### Exercise instructions
Where a line contains the string "před", copy that line.

----

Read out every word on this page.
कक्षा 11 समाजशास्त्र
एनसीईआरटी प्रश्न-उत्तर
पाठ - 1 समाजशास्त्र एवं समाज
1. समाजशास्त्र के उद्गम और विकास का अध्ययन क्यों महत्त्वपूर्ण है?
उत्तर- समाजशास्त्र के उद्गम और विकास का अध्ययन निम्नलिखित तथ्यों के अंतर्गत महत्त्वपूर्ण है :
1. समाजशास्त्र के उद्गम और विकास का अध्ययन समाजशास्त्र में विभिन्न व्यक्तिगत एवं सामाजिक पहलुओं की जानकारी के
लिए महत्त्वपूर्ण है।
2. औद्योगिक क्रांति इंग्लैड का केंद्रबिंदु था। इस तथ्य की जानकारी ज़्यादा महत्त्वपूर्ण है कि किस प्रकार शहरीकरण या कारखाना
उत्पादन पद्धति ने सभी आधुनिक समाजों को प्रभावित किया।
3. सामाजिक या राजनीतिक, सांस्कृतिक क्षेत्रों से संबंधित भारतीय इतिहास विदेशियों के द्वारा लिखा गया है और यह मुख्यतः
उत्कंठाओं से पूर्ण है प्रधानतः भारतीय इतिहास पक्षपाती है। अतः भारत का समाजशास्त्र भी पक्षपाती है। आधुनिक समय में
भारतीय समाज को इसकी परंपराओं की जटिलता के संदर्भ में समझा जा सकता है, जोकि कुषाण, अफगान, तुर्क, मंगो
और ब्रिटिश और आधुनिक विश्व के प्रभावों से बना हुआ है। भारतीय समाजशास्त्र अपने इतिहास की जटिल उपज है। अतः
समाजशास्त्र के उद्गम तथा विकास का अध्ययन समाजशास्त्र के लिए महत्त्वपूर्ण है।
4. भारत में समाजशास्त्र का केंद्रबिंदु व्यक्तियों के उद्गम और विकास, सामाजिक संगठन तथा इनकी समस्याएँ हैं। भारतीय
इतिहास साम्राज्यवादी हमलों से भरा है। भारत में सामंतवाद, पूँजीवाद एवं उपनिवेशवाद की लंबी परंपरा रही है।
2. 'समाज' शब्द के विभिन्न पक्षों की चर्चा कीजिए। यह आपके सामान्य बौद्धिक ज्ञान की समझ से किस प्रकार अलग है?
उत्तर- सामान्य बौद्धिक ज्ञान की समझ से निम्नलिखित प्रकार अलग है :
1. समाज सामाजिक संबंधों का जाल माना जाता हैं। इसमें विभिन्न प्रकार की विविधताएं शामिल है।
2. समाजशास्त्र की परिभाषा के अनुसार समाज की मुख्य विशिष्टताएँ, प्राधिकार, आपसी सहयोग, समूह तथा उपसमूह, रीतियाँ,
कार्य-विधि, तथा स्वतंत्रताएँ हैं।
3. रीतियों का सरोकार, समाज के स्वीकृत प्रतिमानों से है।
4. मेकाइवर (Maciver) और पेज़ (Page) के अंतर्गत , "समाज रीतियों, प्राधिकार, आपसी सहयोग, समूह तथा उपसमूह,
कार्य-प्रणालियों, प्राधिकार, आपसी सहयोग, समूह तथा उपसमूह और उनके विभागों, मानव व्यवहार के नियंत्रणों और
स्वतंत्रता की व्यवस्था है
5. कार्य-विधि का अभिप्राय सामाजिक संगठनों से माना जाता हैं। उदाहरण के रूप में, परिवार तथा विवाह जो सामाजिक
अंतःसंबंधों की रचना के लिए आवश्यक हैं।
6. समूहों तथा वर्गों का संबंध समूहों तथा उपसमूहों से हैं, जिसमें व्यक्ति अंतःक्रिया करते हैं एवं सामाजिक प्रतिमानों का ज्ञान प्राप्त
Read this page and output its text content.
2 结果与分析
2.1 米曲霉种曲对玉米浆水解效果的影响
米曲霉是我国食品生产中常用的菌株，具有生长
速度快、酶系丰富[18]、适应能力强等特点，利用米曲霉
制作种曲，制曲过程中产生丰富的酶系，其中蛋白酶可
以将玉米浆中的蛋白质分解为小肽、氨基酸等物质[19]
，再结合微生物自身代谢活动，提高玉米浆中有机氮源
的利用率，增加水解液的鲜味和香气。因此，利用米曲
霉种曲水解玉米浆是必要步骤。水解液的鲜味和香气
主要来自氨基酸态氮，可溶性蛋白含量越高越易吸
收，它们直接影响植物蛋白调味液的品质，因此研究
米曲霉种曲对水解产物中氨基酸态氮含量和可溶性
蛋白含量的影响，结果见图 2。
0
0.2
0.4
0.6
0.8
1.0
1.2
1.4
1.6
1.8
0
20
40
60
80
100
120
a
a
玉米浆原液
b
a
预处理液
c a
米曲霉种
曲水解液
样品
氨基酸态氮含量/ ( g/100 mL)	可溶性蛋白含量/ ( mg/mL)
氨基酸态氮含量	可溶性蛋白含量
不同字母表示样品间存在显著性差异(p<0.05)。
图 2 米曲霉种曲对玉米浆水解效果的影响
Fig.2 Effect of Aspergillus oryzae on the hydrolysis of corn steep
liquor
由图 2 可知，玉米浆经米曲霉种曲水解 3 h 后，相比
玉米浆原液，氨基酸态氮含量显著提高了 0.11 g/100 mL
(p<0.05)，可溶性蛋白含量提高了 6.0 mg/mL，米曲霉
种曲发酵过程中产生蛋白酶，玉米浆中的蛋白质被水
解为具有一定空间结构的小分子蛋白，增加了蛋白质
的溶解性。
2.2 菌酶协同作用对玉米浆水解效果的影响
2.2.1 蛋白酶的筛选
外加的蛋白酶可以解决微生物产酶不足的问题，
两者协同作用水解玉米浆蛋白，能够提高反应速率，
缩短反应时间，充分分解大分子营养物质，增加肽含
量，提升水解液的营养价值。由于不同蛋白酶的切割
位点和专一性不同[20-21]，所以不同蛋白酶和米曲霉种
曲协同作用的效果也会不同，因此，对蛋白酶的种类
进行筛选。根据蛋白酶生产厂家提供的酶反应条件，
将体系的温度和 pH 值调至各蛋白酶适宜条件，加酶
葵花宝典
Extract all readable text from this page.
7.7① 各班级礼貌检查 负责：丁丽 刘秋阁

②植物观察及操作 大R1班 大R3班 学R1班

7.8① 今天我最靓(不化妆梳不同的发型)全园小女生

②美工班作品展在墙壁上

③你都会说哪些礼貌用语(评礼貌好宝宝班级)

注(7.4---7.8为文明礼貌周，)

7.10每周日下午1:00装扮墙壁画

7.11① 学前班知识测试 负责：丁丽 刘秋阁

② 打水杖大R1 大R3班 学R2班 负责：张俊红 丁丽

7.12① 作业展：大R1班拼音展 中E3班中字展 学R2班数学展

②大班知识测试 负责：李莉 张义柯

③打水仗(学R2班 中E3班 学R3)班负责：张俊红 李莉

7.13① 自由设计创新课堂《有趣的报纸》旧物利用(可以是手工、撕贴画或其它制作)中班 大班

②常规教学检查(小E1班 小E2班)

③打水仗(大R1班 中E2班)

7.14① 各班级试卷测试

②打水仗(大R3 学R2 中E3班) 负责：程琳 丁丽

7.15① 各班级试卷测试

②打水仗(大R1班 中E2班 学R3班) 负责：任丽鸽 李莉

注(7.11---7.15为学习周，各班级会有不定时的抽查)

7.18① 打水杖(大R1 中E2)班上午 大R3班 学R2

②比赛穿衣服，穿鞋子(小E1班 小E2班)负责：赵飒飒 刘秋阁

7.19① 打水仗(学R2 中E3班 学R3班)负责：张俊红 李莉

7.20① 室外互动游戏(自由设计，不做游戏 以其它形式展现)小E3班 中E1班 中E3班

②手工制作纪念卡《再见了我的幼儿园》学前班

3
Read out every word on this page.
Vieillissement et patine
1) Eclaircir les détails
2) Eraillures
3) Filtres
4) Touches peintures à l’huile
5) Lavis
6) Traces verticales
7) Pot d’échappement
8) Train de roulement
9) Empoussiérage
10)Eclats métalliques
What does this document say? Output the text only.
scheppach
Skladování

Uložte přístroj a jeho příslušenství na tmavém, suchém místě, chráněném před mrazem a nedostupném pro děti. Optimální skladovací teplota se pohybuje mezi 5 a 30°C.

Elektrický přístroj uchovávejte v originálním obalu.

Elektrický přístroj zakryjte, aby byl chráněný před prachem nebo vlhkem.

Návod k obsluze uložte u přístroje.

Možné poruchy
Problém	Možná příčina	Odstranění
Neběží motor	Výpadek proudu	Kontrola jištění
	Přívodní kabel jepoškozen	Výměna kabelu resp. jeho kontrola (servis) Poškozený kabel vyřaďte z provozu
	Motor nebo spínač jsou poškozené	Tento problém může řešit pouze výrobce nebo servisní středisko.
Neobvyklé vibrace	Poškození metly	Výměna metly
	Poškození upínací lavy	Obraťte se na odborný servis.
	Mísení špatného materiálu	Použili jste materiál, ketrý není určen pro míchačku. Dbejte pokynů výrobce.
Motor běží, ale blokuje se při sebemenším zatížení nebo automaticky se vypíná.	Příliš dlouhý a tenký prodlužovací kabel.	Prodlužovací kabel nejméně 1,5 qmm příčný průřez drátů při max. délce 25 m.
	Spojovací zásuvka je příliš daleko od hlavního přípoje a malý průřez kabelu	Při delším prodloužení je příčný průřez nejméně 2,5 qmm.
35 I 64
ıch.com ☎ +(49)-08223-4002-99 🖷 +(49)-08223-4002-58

----

### Written answer
Uložte přístroj a jeho příslušenství na tmavém, suchém místě, chráněném před mrazem a nedostupném pro děti. Optimální skladovací teplota se pohybuje mezi 5 a 30°C.
Elektrický přístroj zakryjte, aby byl chráněný před prachem nebo vlhkem.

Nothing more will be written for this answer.